§ AIM OF THE EXERCISE
Quote the whole listing word for word. Do not include the pictures.

Extracted records
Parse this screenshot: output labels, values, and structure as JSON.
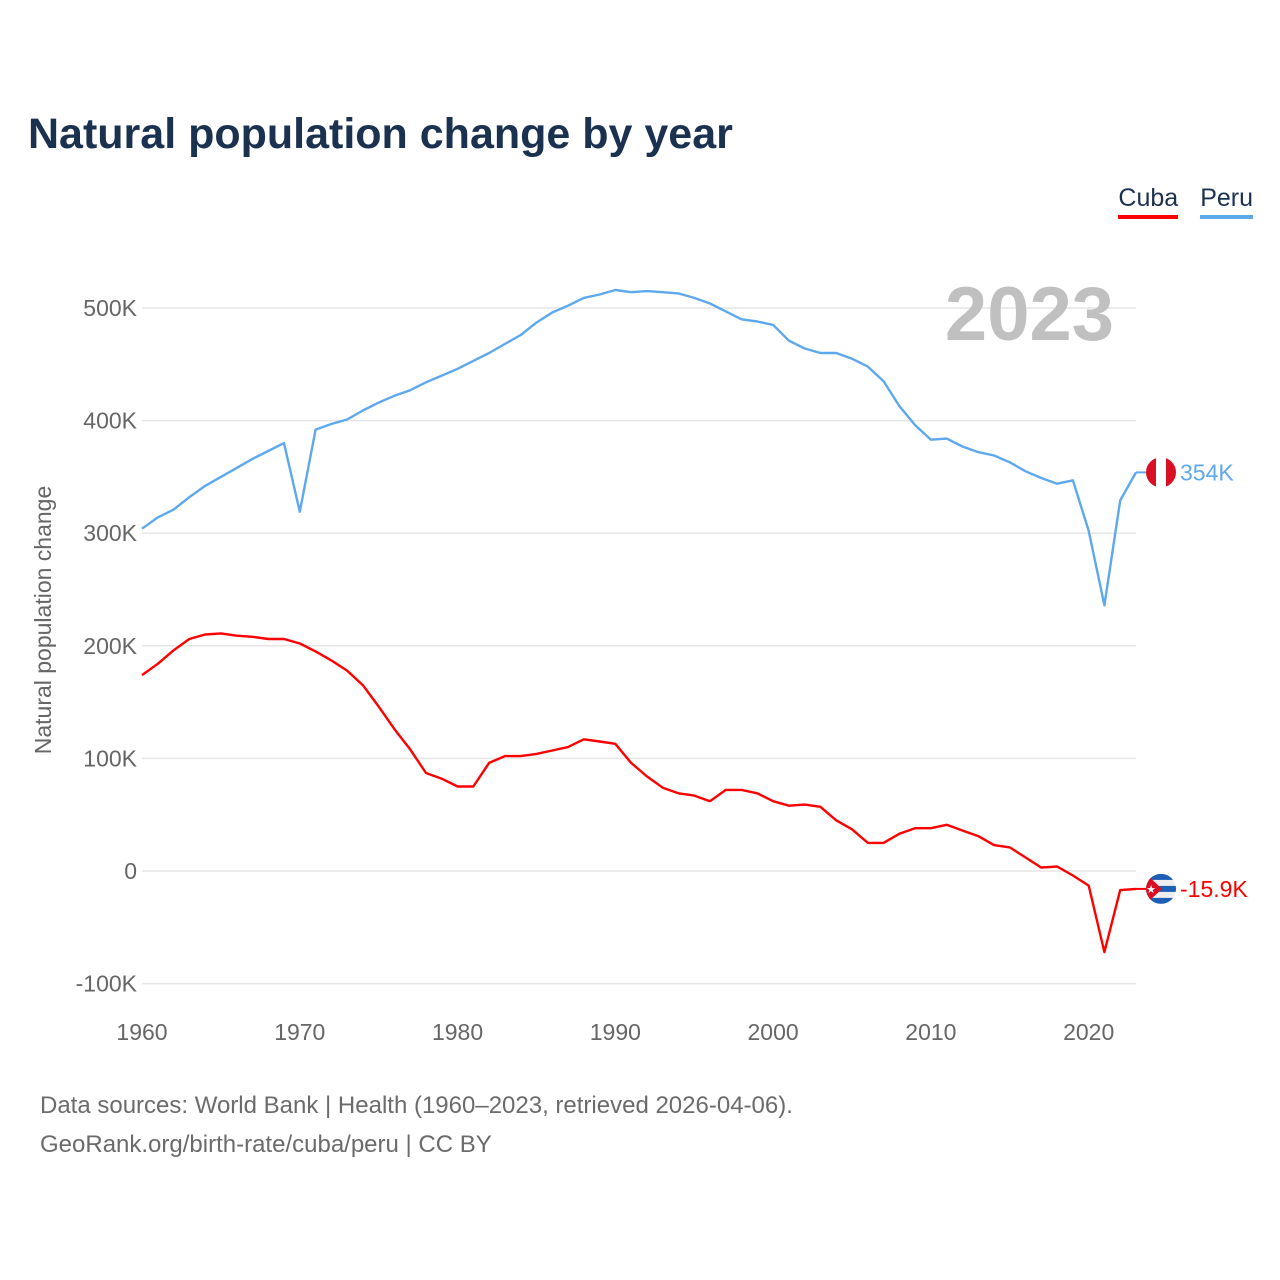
{
  "title": "Natural population change by year",
  "legend": [
    {
      "label": "Cuba",
      "color": "#ff0000"
    },
    {
      "label": "Peru",
      "color": "#5ea8ee"
    }
  ],
  "footer": {
    "line1": "Data sources: World Bank | Health (1960–2023, retrieved 2026-04-06).",
    "line2": "GeoRank.org/birth-rate/cuba/peru | CC BY"
  },
  "chart_data": {
    "type": "line",
    "title": "Natural population change by year",
    "xlabel": "",
    "ylabel": "Natural population change",
    "year_watermark": "2023",
    "xlim": [
      1960,
      2023
    ],
    "ylim": [
      -100000,
      520000
    ],
    "x_ticks": [
      "1960",
      "1970",
      "1980",
      "1990",
      "2000",
      "2010",
      "2020"
    ],
    "y_ticks": [
      {
        "value": -100000,
        "label": "-100K"
      },
      {
        "value": 0,
        "label": "0"
      },
      {
        "value": 100000,
        "label": "100K"
      },
      {
        "value": 200000,
        "label": "200K"
      },
      {
        "value": 300000,
        "label": "300K"
      },
      {
        "value": 400000,
        "label": "400K"
      },
      {
        "value": 500000,
        "label": "500K"
      }
    ],
    "grid": true,
    "legend_position": "top-right",
    "x_start": 1960,
    "series": [
      {
        "name": "Cuba",
        "color": "#ff0000",
        "end_label": "-15.9K",
        "flag": "cuba",
        "values": [
          174000,
          184000,
          196000,
          206000,
          210000,
          211000,
          209000,
          208000,
          206000,
          206000,
          202000,
          195000,
          187000,
          178000,
          165000,
          146000,
          126000,
          108000,
          87000,
          82000,
          75000,
          75000,
          96000,
          102000,
          102000,
          104000,
          107000,
          110000,
          117000,
          115000,
          113000,
          96000,
          84000,
          74000,
          69000,
          67000,
          62000,
          72000,
          72000,
          69000,
          62000,
          58000,
          59000,
          57000,
          45000,
          37000,
          25000,
          25000,
          33000,
          38000,
          38000,
          41000,
          36000,
          31000,
          23000,
          21000,
          12000,
          3000,
          4000,
          -4000,
          -13000,
          -72000,
          -17000,
          -15900
        ]
      },
      {
        "name": "Peru",
        "color": "#5ea8ee",
        "end_label": "354K",
        "flag": "peru",
        "values": [
          304000,
          314000,
          321000,
          332000,
          342000,
          350000,
          358000,
          366000,
          373000,
          380000,
          319000,
          392000,
          397000,
          401000,
          409000,
          416000,
          422000,
          427000,
          434000,
          440000,
          446000,
          453000,
          460000,
          468000,
          476000,
          487000,
          496000,
          502000,
          509000,
          512000,
          516000,
          514000,
          515000,
          514000,
          513000,
          509000,
          504000,
          497000,
          490000,
          488000,
          485000,
          471000,
          464000,
          460000,
          460000,
          455000,
          448000,
          435000,
          413000,
          396000,
          383000,
          384000,
          377000,
          372000,
          369000,
          363000,
          355000,
          349000,
          344000,
          347000,
          302000,
          236000,
          329000,
          354000
        ]
      }
    ]
  }
}
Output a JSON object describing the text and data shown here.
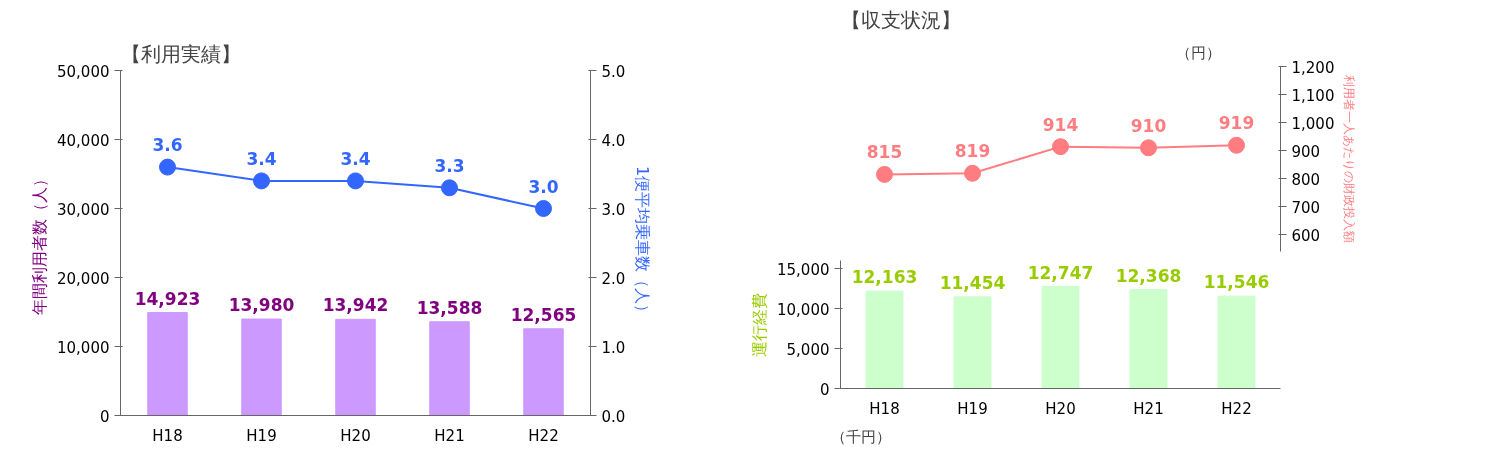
{
  "chart_data": [
    {
      "type": "bar",
      "title": "【利用実績】",
      "categories": [
        "H18",
        "H19",
        "H20",
        "H21",
        "H22"
      ],
      "ylabel": "年間利用者数（人）",
      "y2label": "1便平均乗車数（人）",
      "ylim": [
        0,
        50000
      ],
      "yticks": [
        {
          "value": 0,
          "label": "0"
        },
        {
          "value": 10000,
          "label": "10,000"
        },
        {
          "value": 20000,
          "label": "20,000"
        },
        {
          "value": 30000,
          "label": "30,000"
        },
        {
          "value": 40000,
          "label": "40,000"
        },
        {
          "value": 50000,
          "label": "50,000"
        }
      ],
      "y2lim": [
        0,
        5
      ],
      "y2ticks": [
        {
          "value": 0,
          "label": "0.0"
        },
        {
          "value": 1,
          "label": "1.0"
        },
        {
          "value": 2,
          "label": "2.0"
        },
        {
          "value": 3,
          "label": "3.0"
        },
        {
          "value": 4,
          "label": "4.0"
        },
        {
          "value": 5,
          "label": "5.0"
        }
      ],
      "grid": false,
      "series": [
        {
          "color": "#cc99ff",
          "values": [
            14923,
            13980,
            13942,
            13588,
            12565
          ],
          "value_labels": [
            "14,923",
            "13,980",
            "13,942",
            "13,588",
            "12,565"
          ]
        },
        {
          "type": "line",
          "axis": "y2",
          "color": "#3366ff",
          "marker": "circle",
          "values": [
            3.6,
            3.4,
            3.4,
            3.3,
            3.0
          ],
          "value_labels": [
            "3.6",
            "3.4",
            "3.4",
            "3.3",
            "3.0"
          ]
        }
      ]
    },
    {
      "type": "line",
      "title": "【収支状況】",
      "categories": [
        null,
        null,
        null,
        null,
        null
      ],
      "tick_labels": "y",
      "ylabel": "利用者一人あたりの財政投入額",
      "ylim": [
        540,
        1200
      ],
      "yticks": [
        {
          "value": 600,
          "label": "600"
        },
        {
          "value": 700,
          "label": "700"
        },
        {
          "value": 800,
          "label": "800"
        },
        {
          "value": 900,
          "label": "900"
        },
        {
          "value": 1000,
          "label": "1,000"
        },
        {
          "value": 1100,
          "label": "1,100"
        },
        {
          "value": 1200,
          "label": "1,200"
        }
      ],
      "annotations": [
        "（円）"
      ],
      "grid": false,
      "series": [
        {
          "color": "#ff7c80",
          "marker": "circle",
          "values": [
            815,
            819,
            914,
            910,
            919
          ],
          "value_labels": [
            "815",
            "819",
            "914",
            "910",
            "919"
          ]
        }
      ]
    },
    {
      "type": "bar",
      "categories": [
        "H18",
        "H19",
        "H20",
        "H21",
        "H22"
      ],
      "ylabel": "運行経費",
      "ylim": [
        0,
        16000
      ],
      "yticks": [
        {
          "value": 0,
          "label": "0"
        },
        {
          "value": 5000,
          "label": "5,000"
        },
        {
          "value": 10000,
          "label": "10,000"
        },
        {
          "value": 15000,
          "label": "15,000"
        }
      ],
      "annotations": [
        "（千円）"
      ],
      "grid": false,
      "series": [
        {
          "color": "#ccffcc",
          "values": [
            12163,
            11454,
            12747,
            12368,
            11546
          ],
          "value_labels": [
            "12,163",
            "11,454",
            "12,747",
            "12,368",
            "11,546"
          ]
        }
      ]
    }
  ]
}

§ FINAL RESULT
Parse this screenshot: output labels, values, and structure as JSON.
{
  "title": "Natural population change by year",
  "legend": [
    {
      "label": "Cuba",
      "color": "#ff0000"
    },
    {
      "label": "Peru",
      "color": "#5ea8ee"
    }
  ],
  "footer": {
    "line1": "Data sources: World Bank | Health (1960–2023, retrieved 2026-04-06).",
    "line2": "GeoRank.org/birth-rate/cuba/peru | CC BY"
  },
  "chart_data": {
    "type": "line",
    "title": "Natural population change by year",
    "xlabel": "",
    "ylabel": "Natural population change",
    "year_watermark": "2023",
    "xlim": [
      1960,
      2023
    ],
    "ylim": [
      -100000,
      520000
    ],
    "x_ticks": [
      "1960",
      "1970",
      "1980",
      "1990",
      "2000",
      "2010",
      "2020"
    ],
    "y_ticks": [
      {
        "value": -100000,
        "label": "-100K"
      },
      {
        "value": 0,
        "label": "0"
      },
      {
        "value": 100000,
        "label": "100K"
      },
      {
        "value": 200000,
        "label": "200K"
      },
      {
        "value": 300000,
        "label": "300K"
      },
      {
        "value": 400000,
        "label": "400K"
      },
      {
        "value": 500000,
        "label": "500K"
      }
    ],
    "grid": true,
    "legend_position": "top-right",
    "x_start": 1960,
    "series": [
      {
        "name": "Cuba",
        "color": "#ff0000",
        "end_label": "-15.9K",
        "flag": "cuba",
        "values": [
          174000,
          184000,
          196000,
          206000,
          210000,
          211000,
          209000,
          208000,
          206000,
          206000,
          202000,
          195000,
          187000,
          178000,
          165000,
          146000,
          126000,
          108000,
          87000,
          82000,
          75000,
          75000,
          96000,
          102000,
          102000,
          104000,
          107000,
          110000,
          117000,
          115000,
          113000,
          96000,
          84000,
          74000,
          69000,
          67000,
          62000,
          72000,
          72000,
          69000,
          62000,
          58000,
          59000,
          57000,
          45000,
          37000,
          25000,
          25000,
          33000,
          38000,
          38000,
          41000,
          36000,
          31000,
          23000,
          21000,
          12000,
          3000,
          4000,
          -4000,
          -13000,
          -72000,
          -17000,
          -15900
        ]
      },
      {
        "name": "Peru",
        "color": "#5ea8ee",
        "end_label": "354K",
        "flag": "peru",
        "values": [
          304000,
          314000,
          321000,
          332000,
          342000,
          350000,
          358000,
          366000,
          373000,
          380000,
          319000,
          392000,
          397000,
          401000,
          409000,
          416000,
          422000,
          427000,
          434000,
          440000,
          446000,
          453000,
          460000,
          468000,
          476000,
          487000,
          496000,
          502000,
          509000,
          512000,
          516000,
          514000,
          515000,
          514000,
          513000,
          509000,
          504000,
          497000,
          490000,
          488000,
          485000,
          471000,
          464000,
          460000,
          460000,
          455000,
          448000,
          435000,
          413000,
          396000,
          383000,
          384000,
          377000,
          372000,
          369000,
          363000,
          355000,
          349000,
          344000,
          347000,
          302000,
          236000,
          329000,
          354000
        ]
      }
    ]
  }
}
Output a JSON object describing the text and data shown here.
{
  "chart_data": [
    {
      "type": "bar",
      "title": "【利用実績】",
      "categories": [
        "H18",
        "H19",
        "H20",
        "H21",
        "H22"
      ],
      "ylabel": "年間利用者数（人）",
      "y2label": "1便平均乗車数（人）",
      "ylim": [
        0,
        50000
      ],
      "yticks": [
        {
          "value": 0,
          "label": "0"
        },
        {
          "value": 10000,
          "label": "10,000"
        },
        {
          "value": 20000,
          "label": "20,000"
        },
        {
          "value": 30000,
          "label": "30,000"
        },
        {
          "value": 40000,
          "label": "40,000"
        },
        {
          "value": 50000,
          "label": "50,000"
        }
      ],
      "y2lim": [
        0,
        5
      ],
      "y2ticks": [
        {
          "value": 0,
          "label": "0.0"
        },
        {
          "value": 1,
          "label": "1.0"
        },
        {
          "value": 2,
          "label": "2.0"
        },
        {
          "value": 3,
          "label": "3.0"
        },
        {
          "value": 4,
          "label": "4.0"
        },
        {
          "value": 5,
          "label": "5.0"
        }
      ],
      "grid": false,
      "series": [
        {
          "color": "#cc99ff",
          "values": [
            14923,
            13980,
            13942,
            13588,
            12565
          ],
          "value_labels": [
            "14,923",
            "13,980",
            "13,942",
            "13,588",
            "12,565"
          ]
        },
        {
          "type": "line",
          "axis": "y2",
          "color": "#3366ff",
          "marker": "circle",
          "values": [
            3.6,
            3.4,
            3.4,
            3.3,
            3.0
          ],
          "value_labels": [
            "3.6",
            "3.4",
            "3.4",
            "3.3",
            "3.0"
          ]
        }
      ]
    },
    {
      "type": "line",
      "title": "【収支状況】",
      "categories": [
        null,
        null,
        null,
        null,
        null
      ],
      "tick_labels": "y",
      "ylabel": "利用者一人あたりの財政投入額",
      "ylim": [
        540,
        1200
      ],
      "yticks": [
        {
          "value": 600,
          "label": "600"
        },
        {
          "value": 700,
          "label": "700"
        },
        {
          "value": 800,
          "label": "800"
        },
        {
          "value": 900,
          "label": "900"
        },
        {
          "value": 1000,
          "label": "1,000"
        },
        {
          "value": 1100,
          "label": "1,100"
        },
        {
          "value": 1200,
          "label": "1,200"
        }
      ],
      "annotations": [
        "（円）"
      ],
      "grid": false,
      "series": [
        {
          "color": "#ff7c80",
          "marker": "circle",
          "values": [
            815,
            819,
            914,
            910,
            919
          ],
          "value_labels": [
            "815",
            "819",
            "914",
            "910",
            "919"
          ]
        }
      ]
    },
    {
      "type": "bar",
      "categories": [
        "H18",
        "H19",
        "H20",
        "H21",
        "H22"
      ],
      "ylabel": "運行経費",
      "ylim": [
        0,
        16000
      ],
      "yticks": [
        {
          "value": 0,
          "label": "0"
        },
        {
          "value": 5000,
          "label": "5,000"
        },
        {
          "value": 10000,
          "label": "10,000"
        },
        {
          "value": 15000,
          "label": "15,000"
        }
      ],
      "annotations": [
        "（千円）"
      ],
      "grid": false,
      "series": [
        {
          "color": "#ccffcc",
          "values": [
            12163,
            11454,
            12747,
            12368,
            11546
          ],
          "value_labels": [
            "12,163",
            "11,454",
            "12,747",
            "12,368",
            "11,546"
          ]
        }
      ]
    }
  ]
}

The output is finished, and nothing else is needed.